- TASK PROMPT: The data below should be printed in full, exactly, and without any of its images.

- SUPPLIED DATA:
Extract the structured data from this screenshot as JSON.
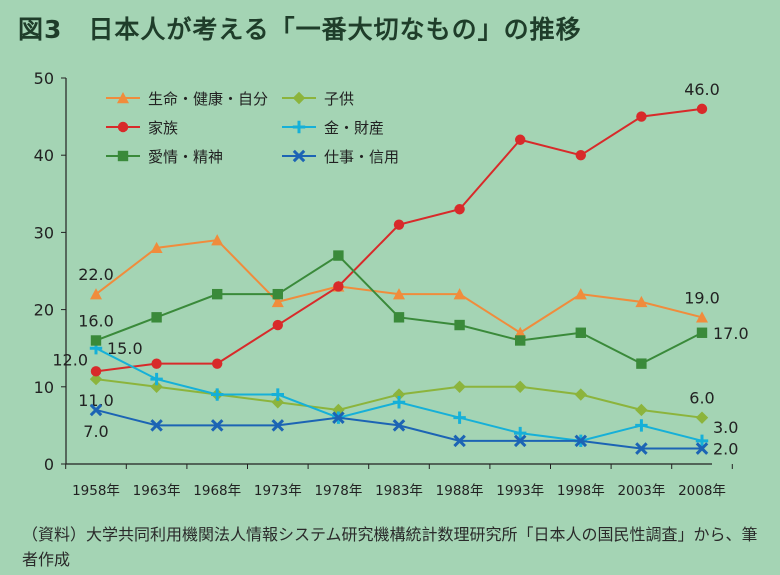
{
  "title": "図3　日本人が考える「一番大切なもの」の推移",
  "source_note": "（資料）大学共同利用機関法人情報システム研究機構統計数理研究所「日本人の国民性調査」から、筆者作成",
  "chart_data": {
    "type": "line",
    "title": "図3　日本人が考える「一番大切なもの」の推移",
    "xlabel": "",
    "ylabel": "",
    "ylim": [
      0,
      50
    ],
    "yticks": [
      0,
      10,
      20,
      30,
      40,
      50
    ],
    "grid": false,
    "legend_position": "top-left",
    "categories": [
      "1958年",
      "1963年",
      "1968年",
      "1973年",
      "1978年",
      "1983年",
      "1988年",
      "1993年",
      "1998年",
      "2003年",
      "2008年"
    ],
    "series": [
      {
        "name": "生命・健康・自分",
        "color": "#f08c3c",
        "marker": "triangle",
        "values": [
          22,
          28,
          29,
          21,
          23,
          22,
          22,
          17,
          22,
          21,
          19
        ],
        "labels": [
          {
            "index": 0,
            "text": "22.0",
            "pos": "above"
          },
          {
            "index": 10,
            "text": "19.0",
            "pos": "above"
          }
        ]
      },
      {
        "name": "子供",
        "color": "#8cb43c",
        "marker": "diamond",
        "values": [
          11,
          10,
          9,
          8,
          7,
          9,
          10,
          10,
          9,
          7,
          6
        ],
        "labels": [
          {
            "index": 0,
            "text": "11.0",
            "pos": "below"
          },
          {
            "index": 10,
            "text": "6.0",
            "pos": "above"
          }
        ]
      },
      {
        "name": "家族",
        "color": "#d82a2a",
        "marker": "circle",
        "values": [
          12,
          13,
          13,
          18,
          23,
          31,
          33,
          42,
          40,
          45,
          46
        ],
        "labels": [
          {
            "index": 0,
            "text": "12.0",
            "pos": "left"
          },
          {
            "index": 10,
            "text": "46.0",
            "pos": "above"
          }
        ]
      },
      {
        "name": "金・財産",
        "color": "#16b0d8",
        "marker": "plus",
        "values": [
          15,
          11,
          9,
          9,
          6,
          8,
          6,
          4,
          3,
          5,
          3
        ],
        "labels": [
          {
            "index": 0,
            "text": "15.0",
            "pos": "right"
          },
          {
            "index": 10,
            "text": "3.0",
            "pos": "right-up"
          }
        ]
      },
      {
        "name": "愛情・精神",
        "color": "#3a8a3a",
        "marker": "square",
        "values": [
          16,
          19,
          22,
          22,
          27,
          19,
          18,
          16,
          17,
          13,
          17
        ],
        "labels": [
          {
            "index": 0,
            "text": "16.0",
            "pos": "above"
          },
          {
            "index": 10,
            "text": "17.0",
            "pos": "right"
          }
        ]
      },
      {
        "name": "仕事・信用",
        "color": "#1c64b4",
        "marker": "x",
        "values": [
          7,
          5,
          5,
          5,
          6,
          5,
          3,
          3,
          3,
          2,
          2
        ],
        "labels": [
          {
            "index": 0,
            "text": "7.0",
            "pos": "below"
          },
          {
            "index": 10,
            "text": "2.0",
            "pos": "right"
          }
        ]
      }
    ]
  }
}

- SOLUTION TO THIS TASK:
Extract the structured data from this screenshot as JSON.
{
  "title": "図3　日本人が考える「一番大切なもの」の推移",
  "source_note": "（資料）大学共同利用機関法人情報システム研究機構統計数理研究所「日本人の国民性調査」から、筆者作成",
  "chart_data": {
    "type": "line",
    "title": "図3　日本人が考える「一番大切なもの」の推移",
    "xlabel": "",
    "ylabel": "",
    "ylim": [
      0,
      50
    ],
    "yticks": [
      0,
      10,
      20,
      30,
      40,
      50
    ],
    "grid": false,
    "legend_position": "top-left",
    "categories": [
      "1958年",
      "1963年",
      "1968年",
      "1973年",
      "1978年",
      "1983年",
      "1988年",
      "1993年",
      "1998年",
      "2003年",
      "2008年"
    ],
    "series": [
      {
        "name": "生命・健康・自分",
        "color": "#f08c3c",
        "marker": "triangle",
        "values": [
          22,
          28,
          29,
          21,
          23,
          22,
          22,
          17,
          22,
          21,
          19
        ],
        "labels": [
          {
            "index": 0,
            "text": "22.0",
            "pos": "above"
          },
          {
            "index": 10,
            "text": "19.0",
            "pos": "above"
          }
        ]
      },
      {
        "name": "子供",
        "color": "#8cb43c",
        "marker": "diamond",
        "values": [
          11,
          10,
          9,
          8,
          7,
          9,
          10,
          10,
          9,
          7,
          6
        ],
        "labels": [
          {
            "index": 0,
            "text": "11.0",
            "pos": "below"
          },
          {
            "index": 10,
            "text": "6.0",
            "pos": "above"
          }
        ]
      },
      {
        "name": "家族",
        "color": "#d82a2a",
        "marker": "circle",
        "values": [
          12,
          13,
          13,
          18,
          23,
          31,
          33,
          42,
          40,
          45,
          46
        ],
        "labels": [
          {
            "index": 0,
            "text": "12.0",
            "pos": "left"
          },
          {
            "index": 10,
            "text": "46.0",
            "pos": "above"
          }
        ]
      },
      {
        "name": "金・財産",
        "color": "#16b0d8",
        "marker": "plus",
        "values": [
          15,
          11,
          9,
          9,
          6,
          8,
          6,
          4,
          3,
          5,
          3
        ],
        "labels": [
          {
            "index": 0,
            "text": "15.0",
            "pos": "right"
          },
          {
            "index": 10,
            "text": "3.0",
            "pos": "right-up"
          }
        ]
      },
      {
        "name": "愛情・精神",
        "color": "#3a8a3a",
        "marker": "square",
        "values": [
          16,
          19,
          22,
          22,
          27,
          19,
          18,
          16,
          17,
          13,
          17
        ],
        "labels": [
          {
            "index": 0,
            "text": "16.0",
            "pos": "above"
          },
          {
            "index": 10,
            "text": "17.0",
            "pos": "right"
          }
        ]
      },
      {
        "name": "仕事・信用",
        "color": "#1c64b4",
        "marker": "x",
        "values": [
          7,
          5,
          5,
          5,
          6,
          5,
          3,
          3,
          3,
          2,
          2
        ],
        "labels": [
          {
            "index": 0,
            "text": "7.0",
            "pos": "below"
          },
          {
            "index": 10,
            "text": "2.0",
            "pos": "right"
          }
        ]
      }
    ]
  }
}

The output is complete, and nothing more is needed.